[Items from a figure collection]

______________________________

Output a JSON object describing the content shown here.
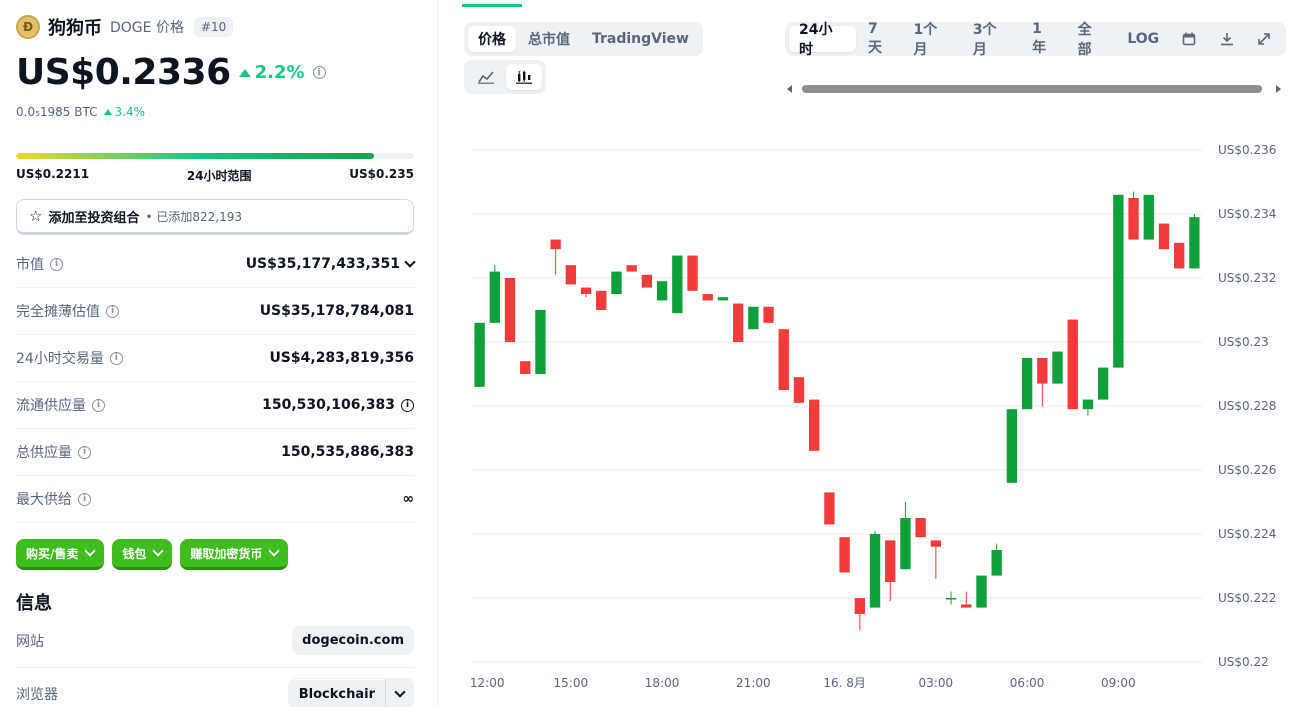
{
  "coin": {
    "name": "狗狗币",
    "symbol_label": "DOGE 价格",
    "rank": "#10",
    "price": "US$0.2336",
    "change_24h": "2.2%",
    "btc_price": "0.0₅1985 BTC",
    "btc_change": "3.4%"
  },
  "range": {
    "low": "US$0.2211",
    "label": "24小时范围",
    "high": "US$0.235",
    "position_fraction": 0.9
  },
  "portfolio": {
    "label": "添加至投资组合",
    "added": "• 已添加822,193"
  },
  "stats": [
    {
      "label": "市值",
      "value": "US$35,177,433,351"
    },
    {
      "label": "完全摊薄估值",
      "value": "US$35,178,784,081"
    },
    {
      "label": "24小时交易量",
      "value": "US$4,283,819,356"
    },
    {
      "label": "流通供应量",
      "value": "150,530,106,383"
    },
    {
      "label": "总供应量",
      "value": "150,535,886,383"
    },
    {
      "label": "最大供给",
      "value": "∞"
    }
  ],
  "actions": [
    "购买/售卖",
    "钱包",
    "赚取加密货币"
  ],
  "info": {
    "title": "信息",
    "website_label": "网站",
    "website_value": "dogecoin.com",
    "explorer_label": "浏览器",
    "explorer_value": "Blockchair"
  },
  "chart_tabs": [
    "价格",
    "总市值",
    "TradingView"
  ],
  "time_ranges": [
    "24小时",
    "7天",
    "1个月",
    "3个月",
    "1年",
    "全部",
    "LOG"
  ],
  "icons": [
    "line-chart-icon",
    "candle-chart-icon",
    "calendar-icon",
    "download-icon",
    "expand-icon",
    "info-icon",
    "star-icon",
    "chevron-down-icon"
  ],
  "colors": {
    "up": "#16c784",
    "down": "#ea3943",
    "bull_candle": "#0fa03c",
    "bear_candle": "#f23c3c"
  },
  "chart_data": {
    "type": "candlestick",
    "y_axis_labels": [
      "US$0.236",
      "US$0.234",
      "US$0.232",
      "US$0.23",
      "US$0.228",
      "US$0.226",
      "US$0.224",
      "US$0.222",
      "US$0.22"
    ],
    "y_ticks": [
      0.236,
      0.234,
      0.232,
      0.23,
      0.228,
      0.226,
      0.224,
      0.222,
      0.22
    ],
    "ylim": [
      0.22,
      0.236
    ],
    "x_tick_labels": [
      "12:00",
      "15:00",
      "18:00",
      "21:00",
      "16. 8月",
      "03:00",
      "06:00",
      "09:00"
    ],
    "x_tick_index": [
      0.5,
      6,
      12,
      18,
      24,
      30,
      36,
      42
    ],
    "grid": true,
    "candles": [
      [
        0.2286,
        0.2306,
        0.2306,
        0.2286
      ],
      [
        0.2306,
        0.2322,
        0.2324,
        0.2306
      ],
      [
        0.232,
        0.23,
        0.232,
        0.23
      ],
      [
        0.2294,
        0.229,
        0.2294,
        0.229
      ],
      [
        0.229,
        0.231,
        0.231,
        0.229
      ],
      [
        0.2332,
        0.2329,
        0.2332,
        0.2321
      ],
      [
        0.2324,
        0.2318,
        0.2324,
        0.2318
      ],
      [
        0.2317,
        0.2315,
        0.2317,
        0.2314
      ],
      [
        0.2316,
        0.231,
        0.2316,
        0.231
      ],
      [
        0.2315,
        0.2322,
        0.2322,
        0.2315
      ],
      [
        0.2324,
        0.2322,
        0.2324,
        0.2322
      ],
      [
        0.2321,
        0.2317,
        0.2321,
        0.2317
      ],
      [
        0.2313,
        0.2319,
        0.2319,
        0.2313
      ],
      [
        0.2309,
        0.2327,
        0.2327,
        0.2309
      ],
      [
        0.2327,
        0.2316,
        0.2327,
        0.2316
      ],
      [
        0.2315,
        0.2313,
        0.2315,
        0.2313
      ],
      [
        0.2313,
        0.2314,
        0.2314,
        0.2313
      ],
      [
        0.2312,
        0.23,
        0.2312,
        0.23
      ],
      [
        0.2304,
        0.2311,
        0.2311,
        0.2304
      ],
      [
        0.2311,
        0.2306,
        0.2311,
        0.2306
      ],
      [
        0.2304,
        0.2285,
        0.2304,
        0.2285
      ],
      [
        0.2289,
        0.2281,
        0.2289,
        0.2281
      ],
      [
        0.2282,
        0.2266,
        0.2282,
        0.2266
      ],
      [
        0.2253,
        0.2243,
        0.2253,
        0.2243
      ],
      [
        0.2239,
        0.2228,
        0.2239,
        0.2228
      ],
      [
        0.222,
        0.2215,
        0.222,
        0.221
      ],
      [
        0.2217,
        0.224,
        0.2241,
        0.2217
      ],
      [
        0.2238,
        0.2225,
        0.2238,
        0.2219
      ],
      [
        0.2229,
        0.2245,
        0.225,
        0.2229
      ],
      [
        0.2245,
        0.2239,
        0.2245,
        0.2239
      ],
      [
        0.2238,
        0.2236,
        0.2238,
        0.2226
      ],
      [
        0.222,
        0.222,
        0.2222,
        0.2218
      ],
      [
        0.2218,
        0.2217,
        0.2222,
        0.2217
      ],
      [
        0.2217,
        0.2227,
        0.2227,
        0.2217
      ],
      [
        0.2227,
        0.2235,
        0.2237,
        0.2227
      ],
      [
        0.2256,
        0.2279,
        0.2279,
        0.2256
      ],
      [
        0.2279,
        0.2295,
        0.2295,
        0.2279
      ],
      [
        0.2295,
        0.2287,
        0.2295,
        0.228
      ],
      [
        0.2287,
        0.2297,
        0.2297,
        0.2287
      ],
      [
        0.2307,
        0.2279,
        0.2307,
        0.2279
      ],
      [
        0.2279,
        0.2282,
        0.2282,
        0.2277
      ],
      [
        0.2282,
        0.2292,
        0.2292,
        0.2282
      ],
      [
        0.2292,
        0.2346,
        0.2346,
        0.2292
      ],
      [
        0.2345,
        0.2332,
        0.2347,
        0.2332
      ],
      [
        0.2332,
        0.2346,
        0.2346,
        0.2332
      ],
      [
        0.2337,
        0.2329,
        0.2337,
        0.2329
      ],
      [
        0.2331,
        0.2323,
        0.2331,
        0.2323
      ],
      [
        0.2323,
        0.2339,
        0.234,
        0.2323
      ]
    ]
  }
}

______________________________

→ **The request**: Write out all the entries exactly, except for the pictures.

→ **Output of the task**:
Output a JSON object describing the content shown here.
{
  "coin": {
    "name": "狗狗币",
    "symbol_label": "DOGE 价格",
    "rank": "#10",
    "price": "US$0.2336",
    "change_24h": "2.2%",
    "btc_price": "0.0₅1985 BTC",
    "btc_change": "3.4%"
  },
  "range": {
    "low": "US$0.2211",
    "label": "24小时范围",
    "high": "US$0.235",
    "position_fraction": 0.9
  },
  "portfolio": {
    "label": "添加至投资组合",
    "added": "• 已添加822,193"
  },
  "stats": [
    {
      "label": "市值",
      "value": "US$35,177,433,351"
    },
    {
      "label": "完全摊薄估值",
      "value": "US$35,178,784,081"
    },
    {
      "label": "24小时交易量",
      "value": "US$4,283,819,356"
    },
    {
      "label": "流通供应量",
      "value": "150,530,106,383"
    },
    {
      "label": "总供应量",
      "value": "150,535,886,383"
    },
    {
      "label": "最大供给",
      "value": "∞"
    }
  ],
  "actions": [
    "购买/售卖",
    "钱包",
    "赚取加密货币"
  ],
  "info": {
    "title": "信息",
    "website_label": "网站",
    "website_value": "dogecoin.com",
    "explorer_label": "浏览器",
    "explorer_value": "Blockchair"
  },
  "chart_tabs": [
    "价格",
    "总市值",
    "TradingView"
  ],
  "time_ranges": [
    "24小时",
    "7天",
    "1个月",
    "3个月",
    "1年",
    "全部",
    "LOG"
  ],
  "icons": [
    "line-chart-icon",
    "candle-chart-icon",
    "calendar-icon",
    "download-icon",
    "expand-icon",
    "info-icon",
    "star-icon",
    "chevron-down-icon"
  ],
  "colors": {
    "up": "#16c784",
    "down": "#ea3943",
    "bull_candle": "#0fa03c",
    "bear_candle": "#f23c3c"
  },
  "chart_data": {
    "type": "candlestick",
    "y_axis_labels": [
      "US$0.236",
      "US$0.234",
      "US$0.232",
      "US$0.23",
      "US$0.228",
      "US$0.226",
      "US$0.224",
      "US$0.222",
      "US$0.22"
    ],
    "y_ticks": [
      0.236,
      0.234,
      0.232,
      0.23,
      0.228,
      0.226,
      0.224,
      0.222,
      0.22
    ],
    "ylim": [
      0.22,
      0.236
    ],
    "x_tick_labels": [
      "12:00",
      "15:00",
      "18:00",
      "21:00",
      "16. 8月",
      "03:00",
      "06:00",
      "09:00"
    ],
    "x_tick_index": [
      0.5,
      6,
      12,
      18,
      24,
      30,
      36,
      42
    ],
    "grid": true,
    "candles": [
      [
        0.2286,
        0.2306,
        0.2306,
        0.2286
      ],
      [
        0.2306,
        0.2322,
        0.2324,
        0.2306
      ],
      [
        0.232,
        0.23,
        0.232,
        0.23
      ],
      [
        0.2294,
        0.229,
        0.2294,
        0.229
      ],
      [
        0.229,
        0.231,
        0.231,
        0.229
      ],
      [
        0.2332,
        0.2329,
        0.2332,
        0.2321
      ],
      [
        0.2324,
        0.2318,
        0.2324,
        0.2318
      ],
      [
        0.2317,
        0.2315,
        0.2317,
        0.2314
      ],
      [
        0.2316,
        0.231,
        0.2316,
        0.231
      ],
      [
        0.2315,
        0.2322,
        0.2322,
        0.2315
      ],
      [
        0.2324,
        0.2322,
        0.2324,
        0.2322
      ],
      [
        0.2321,
        0.2317,
        0.2321,
        0.2317
      ],
      [
        0.2313,
        0.2319,
        0.2319,
        0.2313
      ],
      [
        0.2309,
        0.2327,
        0.2327,
        0.2309
      ],
      [
        0.2327,
        0.2316,
        0.2327,
        0.2316
      ],
      [
        0.2315,
        0.2313,
        0.2315,
        0.2313
      ],
      [
        0.2313,
        0.2314,
        0.2314,
        0.2313
      ],
      [
        0.2312,
        0.23,
        0.2312,
        0.23
      ],
      [
        0.2304,
        0.2311,
        0.2311,
        0.2304
      ],
      [
        0.2311,
        0.2306,
        0.2311,
        0.2306
      ],
      [
        0.2304,
        0.2285,
        0.2304,
        0.2285
      ],
      [
        0.2289,
        0.2281,
        0.2289,
        0.2281
      ],
      [
        0.2282,
        0.2266,
        0.2282,
        0.2266
      ],
      [
        0.2253,
        0.2243,
        0.2253,
        0.2243
      ],
      [
        0.2239,
        0.2228,
        0.2239,
        0.2228
      ],
      [
        0.222,
        0.2215,
        0.222,
        0.221
      ],
      [
        0.2217,
        0.224,
        0.2241,
        0.2217
      ],
      [
        0.2238,
        0.2225,
        0.2238,
        0.2219
      ],
      [
        0.2229,
        0.2245,
        0.225,
        0.2229
      ],
      [
        0.2245,
        0.2239,
        0.2245,
        0.2239
      ],
      [
        0.2238,
        0.2236,
        0.2238,
        0.2226
      ],
      [
        0.222,
        0.222,
        0.2222,
        0.2218
      ],
      [
        0.2218,
        0.2217,
        0.2222,
        0.2217
      ],
      [
        0.2217,
        0.2227,
        0.2227,
        0.2217
      ],
      [
        0.2227,
        0.2235,
        0.2237,
        0.2227
      ],
      [
        0.2256,
        0.2279,
        0.2279,
        0.2256
      ],
      [
        0.2279,
        0.2295,
        0.2295,
        0.2279
      ],
      [
        0.2295,
        0.2287,
        0.2295,
        0.228
      ],
      [
        0.2287,
        0.2297,
        0.2297,
        0.2287
      ],
      [
        0.2307,
        0.2279,
        0.2307,
        0.2279
      ],
      [
        0.2279,
        0.2282,
        0.2282,
        0.2277
      ],
      [
        0.2282,
        0.2292,
        0.2292,
        0.2282
      ],
      [
        0.2292,
        0.2346,
        0.2346,
        0.2292
      ],
      [
        0.2345,
        0.2332,
        0.2347,
        0.2332
      ],
      [
        0.2332,
        0.2346,
        0.2346,
        0.2332
      ],
      [
        0.2337,
        0.2329,
        0.2337,
        0.2329
      ],
      [
        0.2331,
        0.2323,
        0.2331,
        0.2323
      ],
      [
        0.2323,
        0.2339,
        0.234,
        0.2323
      ]
    ]
  }
}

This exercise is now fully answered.